● **Data for the task**:
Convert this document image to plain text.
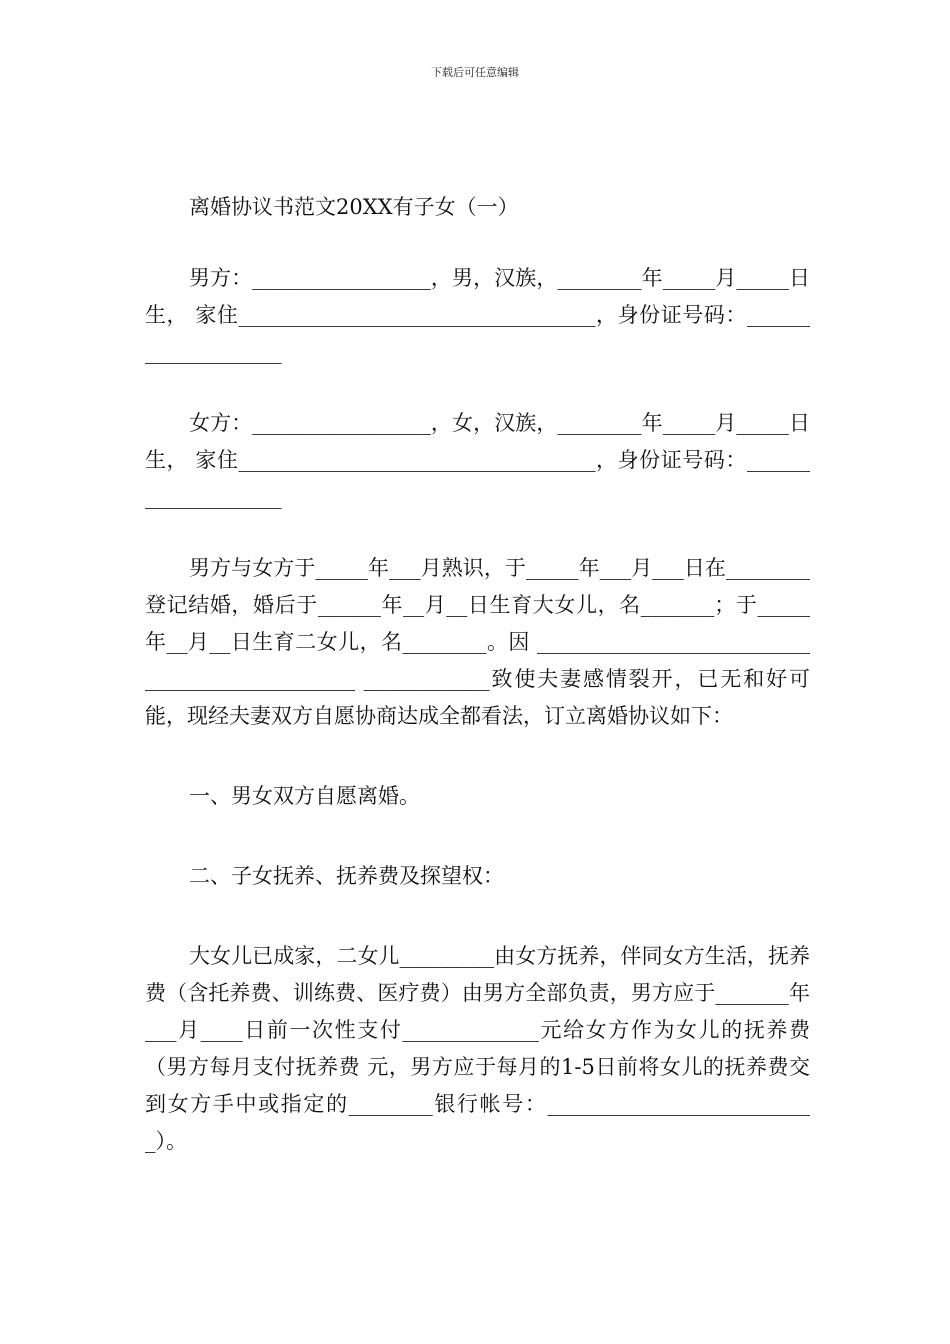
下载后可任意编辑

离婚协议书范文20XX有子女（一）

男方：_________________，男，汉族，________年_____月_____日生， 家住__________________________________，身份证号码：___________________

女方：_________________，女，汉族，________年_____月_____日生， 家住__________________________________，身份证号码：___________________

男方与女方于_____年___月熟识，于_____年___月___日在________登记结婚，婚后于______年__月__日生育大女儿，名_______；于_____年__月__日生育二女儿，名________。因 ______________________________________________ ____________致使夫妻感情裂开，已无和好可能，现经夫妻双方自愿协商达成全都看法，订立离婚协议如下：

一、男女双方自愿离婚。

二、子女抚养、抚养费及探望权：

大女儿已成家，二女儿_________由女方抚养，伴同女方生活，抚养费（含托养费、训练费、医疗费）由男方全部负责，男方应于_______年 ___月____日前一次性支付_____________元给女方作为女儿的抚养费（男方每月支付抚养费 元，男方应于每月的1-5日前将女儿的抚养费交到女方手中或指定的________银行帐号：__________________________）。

● **What you should do**:
Strip out the pictures and quote the remaining data word for word.

● **Finished exercise**:
Convert this document image to plain text.
下载后可任意编辑

离婚协议书范文20XX有子女（一）

男方：_________________，男，汉族，________年_____月_____日生， 家住__________________________________，身份证号码：___________________

女方：_________________，女，汉族，________年_____月_____日生， 家住__________________________________，身份证号码：___________________

男方与女方于_____年___月熟识，于_____年___月___日在________登记结婚，婚后于______年__月__日生育大女儿，名_______；于_____年__月__日生育二女儿，名________。因 ______________________________________________ ____________致使夫妻感情裂开，已无和好可能，现经夫妻双方自愿协商达成全都看法，订立离婚协议如下：

一、男女双方自愿离婚。

二、子女抚养、抚养费及探望权：

大女儿已成家，二女儿_________由女方抚养，伴同女方生活，抚养费（含托养费、训练费、医疗费）由男方全部负责，男方应于_______年 ___月____日前一次性支付_____________元给女方作为女儿的抚养费（男方每月支付抚养费 元，男方应于每月的1-5日前将女儿的抚养费交到女方手中或指定的________银行帐号：__________________________）。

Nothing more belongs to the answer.